Drop the images; return everything else in the listing below exactly.
* Start INFORMATION PROVIDED *
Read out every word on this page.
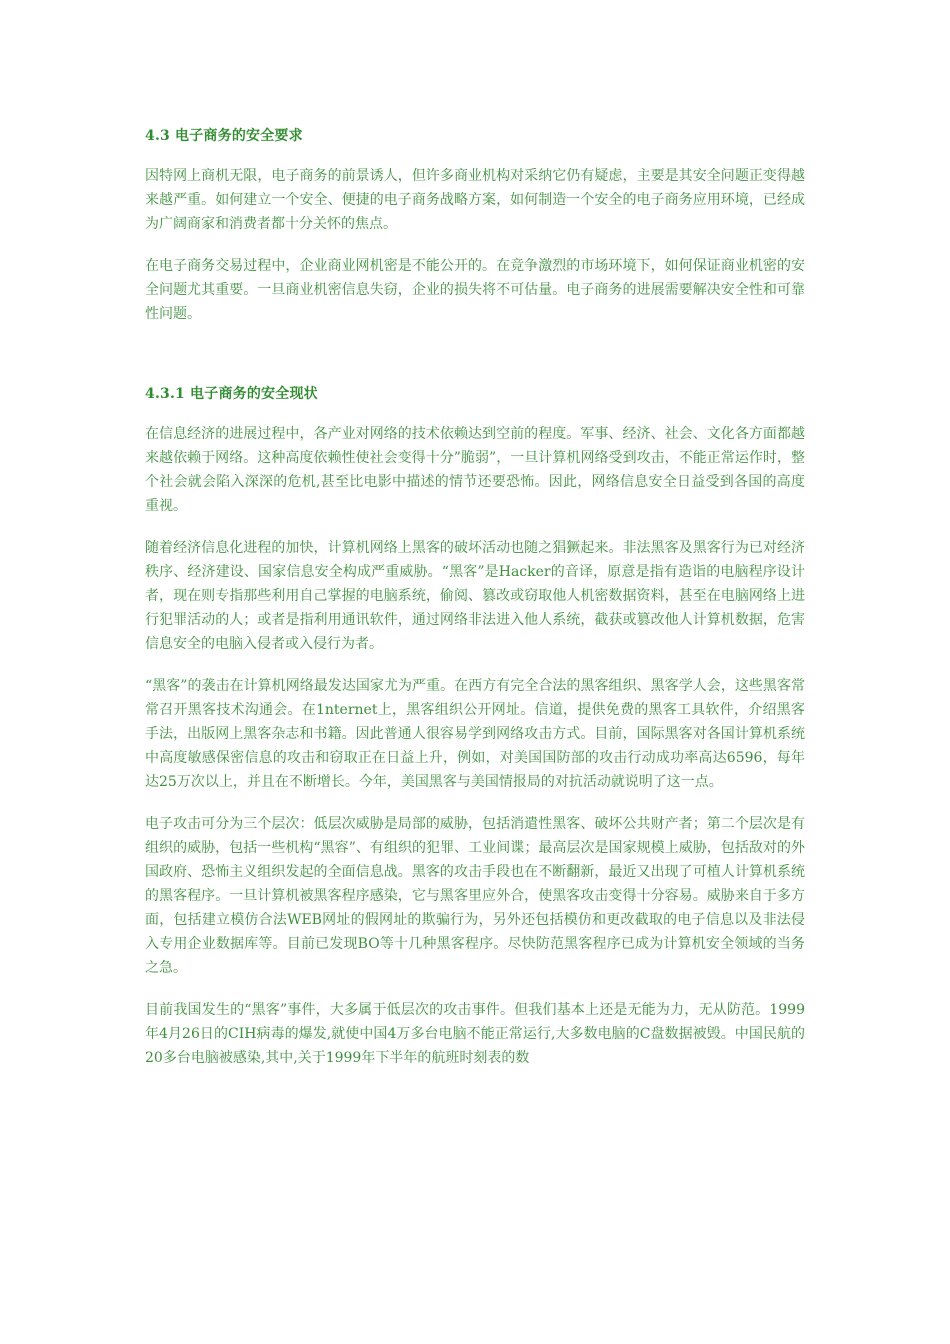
4.3 电子商务的安全要求

因特网上商机无限，电子商务的前景诱人，但许多商业机构对采纳它仍有疑虑，主要是其安全问题正变得越来越严重。如何建立一个安全、便捷的电子商务战略方案，如何制造一个安全的电子商务应用环境，已经成为广阔商家和消费者都十分关怀的焦点。

在电子商务交易过程中，企业商业网机密是不能公开的。在竞争激烈的市场环境下，如何保证商业机密的安全问题尤其重要。一旦商业机密信息失窃，企业的损失将不可估量。电子商务的进展需要解决安全性和可靠性问题。

4.3.1 电子商务的安全现状

在信息经济的进展过程中，各产业对网络的技术依赖达到空前的程度。军事、经济、社会、文化各方面都越来越依赖于网络。这种高度依赖性使社会变得十分”脆弱”，一旦计算机网络受到攻击，不能正常运作时，整个社会就会陷入深深的危机,甚至比电影中描述的情节还要恐怖。因此，网络信息安全日益受到各国的高度重视。

随着经济信息化进程的加快，计算机网络上黑客的破坏活动也随之猖獗起来。非法黑客及黑客行为已对经济秩序、经济建设、国家信息安全构成严重威胁。“黑客”是Hacker的音译，原意是指有造诣的电脑程序设计者，现在则专指那些利用自己掌握的电脑系统，偷阅、篡改或窃取他人机密数据资料，甚至在电脑网络上进行犯罪活动的人；或者是指利用通讯软件，通过网络非法进入他人系统，截获或篡改他人计算机数据，危害信息安全的电脑入侵者或入侵行为者。

“黑客”的袭击在计算机网络最发达国家尤为严重。在西方有完全合法的黑客组织、黑客学人会，这些黑客常常召开黑客技术沟通会。在1nternet上，黑客组织公开网址。信道，提供免费的黑客工具软件，介绍黑客手法，出版网上黑客杂志和书籍。因此普通人很容易学到网络攻击方式。目前，国际黑客对各国计算机系统中高度敏感保密信息的攻击和窃取正在日益上升，例如，对美国国防部的攻击行动成功率高达6596，每年达25万次以上，并且在不断增长。今年，美国黑客与美国情报局的对抗活动就说明了这一点。

电子攻击可分为三个层次：低层次威胁是局部的威胁，包括消遣性黑客、破坏公共财产者；第二个层次是有组织的威胁，包括一些机构“黑容”、有组织的犯罪、工业间谍；最高层次是国家规模上威胁，包括敌对的外国政府、恐怖主义组织发起的全面信息战。黑客的攻击手段也在不断翻新，最近又出现了可植人计算机系统的黑客程序。一旦计算机被黑客程序感染，它与黑客里应外合，使黑客攻击变得十分容易。威胁来自于多方面，包括建立模仿合法WEB网址的假网址的欺骗行为，另外还包括模仿和更改截取的电子信息以及非法侵入专用企业数据库等。目前已发现BO等十几种黑客程序。尽快防范黑客程序已成为计算机安全领域的当务之急。

目前我国发生的“黑客”事件，大多属于低层次的攻击事件。但我们基本上还是无能为力，无从防范。1999年4月26日的CIH病毒的爆发,就使中国4万多台电脑不能正常运行,大多数电脑的C盘数据被毁。中国民航的20多台电脑被感染,其中,关于1999年下半年的航班时刻表的数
* End INFORMATION PROVIDED *
SOLUTION FOR THIS TASK:
Read out every word on this page.
4.3 电子商务的安全要求

因特网上商机无限，电子商务的前景诱人，但许多商业机构对采纳它仍有疑虑，主要是其安全问题正变得越来越严重。如何建立一个安全、便捷的电子商务战略方案，如何制造一个安全的电子商务应用环境，已经成为广阔商家和消费者都十分关怀的焦点。

在电子商务交易过程中，企业商业网机密是不能公开的。在竞争激烈的市场环境下，如何保证商业机密的安全问题尤其重要。一旦商业机密信息失窃，企业的损失将不可估量。电子商务的进展需要解决安全性和可靠性问题。

4.3.1 电子商务的安全现状

在信息经济的进展过程中，各产业对网络的技术依赖达到空前的程度。军事、经济、社会、文化各方面都越来越依赖于网络。这种高度依赖性使社会变得十分”脆弱”，一旦计算机网络受到攻击，不能正常运作时，整个社会就会陷入深深的危机,甚至比电影中描述的情节还要恐怖。因此，网络信息安全日益受到各国的高度重视。

随着经济信息化进程的加快，计算机网络上黑客的破坏活动也随之猖獗起来。非法黑客及黑客行为已对经济秩序、经济建设、国家信息安全构成严重威胁。“黑客”是Hacker的音译，原意是指有造诣的电脑程序设计者，现在则专指那些利用自己掌握的电脑系统，偷阅、篡改或窃取他人机密数据资料，甚至在电脑网络上进行犯罪活动的人；或者是指利用通讯软件，通过网络非法进入他人系统，截获或篡改他人计算机数据，危害信息安全的电脑入侵者或入侵行为者。

“黑客”的袭击在计算机网络最发达国家尤为严重。在西方有完全合法的黑客组织、黑客学人会，这些黑客常常召开黑客技术沟通会。在1nternet上，黑客组织公开网址。信道，提供免费的黑客工具软件，介绍黑客手法，出版网上黑客杂志和书籍。因此普通人很容易学到网络攻击方式。目前，国际黑客对各国计算机系统中高度敏感保密信息的攻击和窃取正在日益上升，例如，对美国国防部的攻击行动成功率高达6596，每年达25万次以上，并且在不断增长。今年，美国黑客与美国情报局的对抗活动就说明了这一点。

电子攻击可分为三个层次：低层次威胁是局部的威胁，包括消遣性黑客、破坏公共财产者；第二个层次是有组织的威胁，包括一些机构“黑容”、有组织的犯罪、工业间谍；最高层次是国家规模上威胁，包括敌对的外国政府、恐怖主义组织发起的全面信息战。黑客的攻击手段也在不断翻新，最近又出现了可植人计算机系统的黑客程序。一旦计算机被黑客程序感染，它与黑客里应外合，使黑客攻击变得十分容易。威胁来自于多方面，包括建立模仿合法WEB网址的假网址的欺骗行为，另外还包括模仿和更改截取的电子信息以及非法侵入专用企业数据库等。目前已发现BO等十几种黑客程序。尽快防范黑客程序已成为计算机安全领域的当务之急。

目前我国发生的“黑客”事件，大多属于低层次的攻击事件。但我们基本上还是无能为力，无从防范。1999年4月26日的CIH病毒的爆发,就使中国4万多台电脑不能正常运行,大多数电脑的C盘数据被毁。中国民航的20多台电脑被感染,其中,关于1999年下半年的航班时刻表的数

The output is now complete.